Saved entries
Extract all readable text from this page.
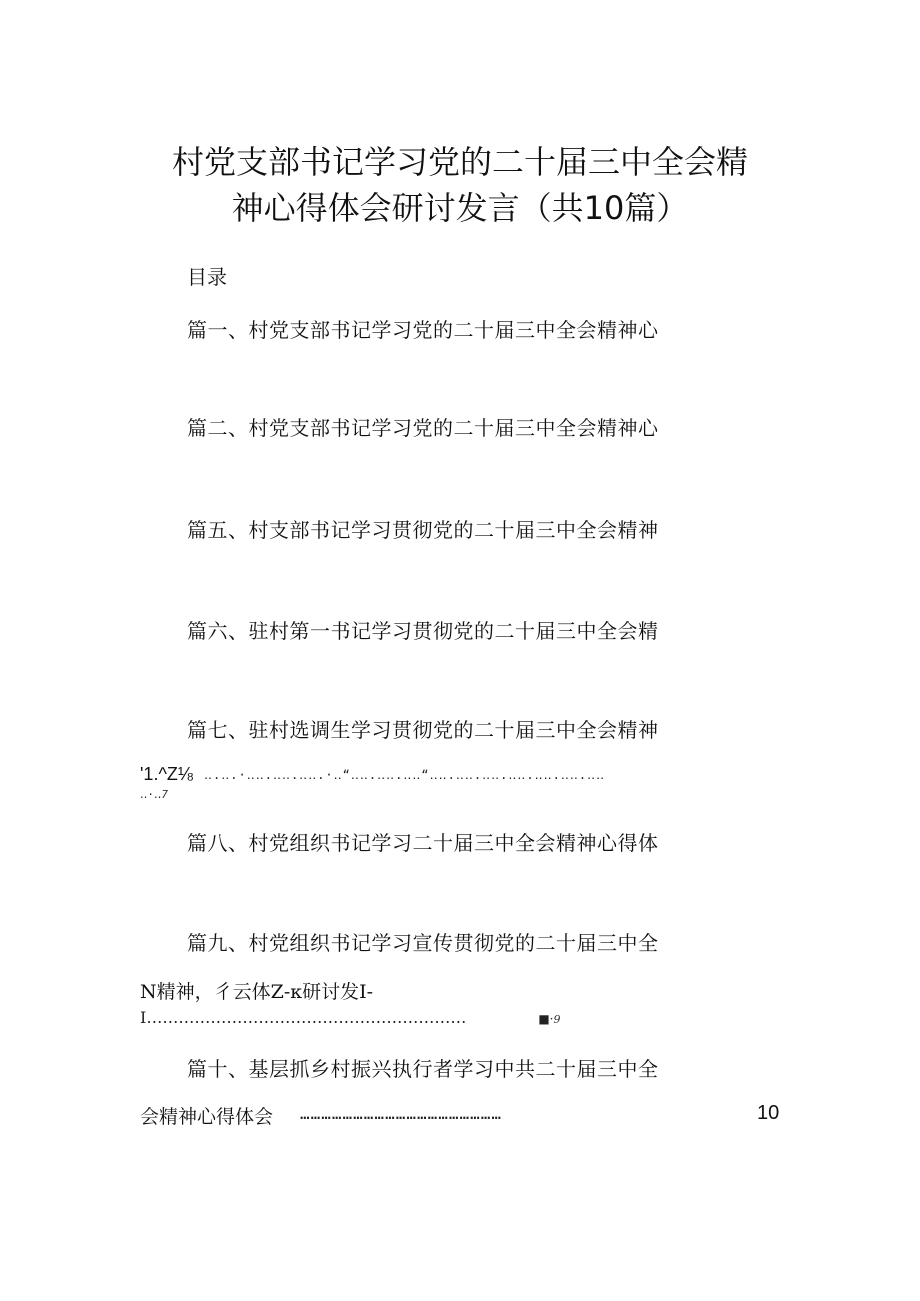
村党支部书记学习党的二十届三中全会精
神心得体会研讨发言（共10篇）
目录
篇一、村党支部书记学习党的二十届三中全会精神心
篇二、村党支部书记学习党的二十届三中全会精神心
篇五、村支部书记学习贯彻党的二十届三中全会精神
篇六、驻村第一书记学习贯彻党的二十届三中全会精
篇七、驻村选调生学习贯彻党的二十届三中全会精神
'1.^Z⅛ ‥.‥.·‥‥.‥‥.‥‥.·‥“‥‥.‥‥.‥‥“‥‥.‥‥.‥‥.‥‥.‥‥.‥‥.‥‥
‥·‥7
篇八、村党组织书记学习二十届三中全会精神心得体
篇九、村党组织书记学习宣传贯彻党的二十届三中全
N精神，彳云体Z-κ研讨发I-
I……………………………………………………	■·9
篇十、基层抓乡村振兴执行者学习中共二十届三中全
会精神心得体会 …………………………………………………	10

**WHAT THE EXERCISE ASKS**
Each line of the data is to be duplicated exactly; pictures stay out of the copy.

**TASK OUTPUT**
Extract all readable text from this page.
村党支部书记学习党的二十届三中全会精
神心得体会研讨发言（共10篇）
目录
篇一、村党支部书记学习党的二十届三中全会精神心
篇二、村党支部书记学习党的二十届三中全会精神心
篇五、村支部书记学习贯彻党的二十届三中全会精神
篇六、驻村第一书记学习贯彻党的二十届三中全会精
篇七、驻村选调生学习贯彻党的二十届三中全会精神
'1.^Z⅛ ‥.‥.·‥‥.‥‥.‥‥.·‥“‥‥.‥‥.‥‥“‥‥.‥‥.‥‥.‥‥.‥‥.‥‥.‥‥
‥·‥7
篇八、村党组织书记学习二十届三中全会精神心得体
篇九、村党组织书记学习宣传贯彻党的二十届三中全
N精神，彳云体Z-κ研讨发I-
I……………………………………………………	■·9
篇十、基层抓乡村振兴执行者学习中共二十届三中全
会精神心得体会 …………………………………………………	10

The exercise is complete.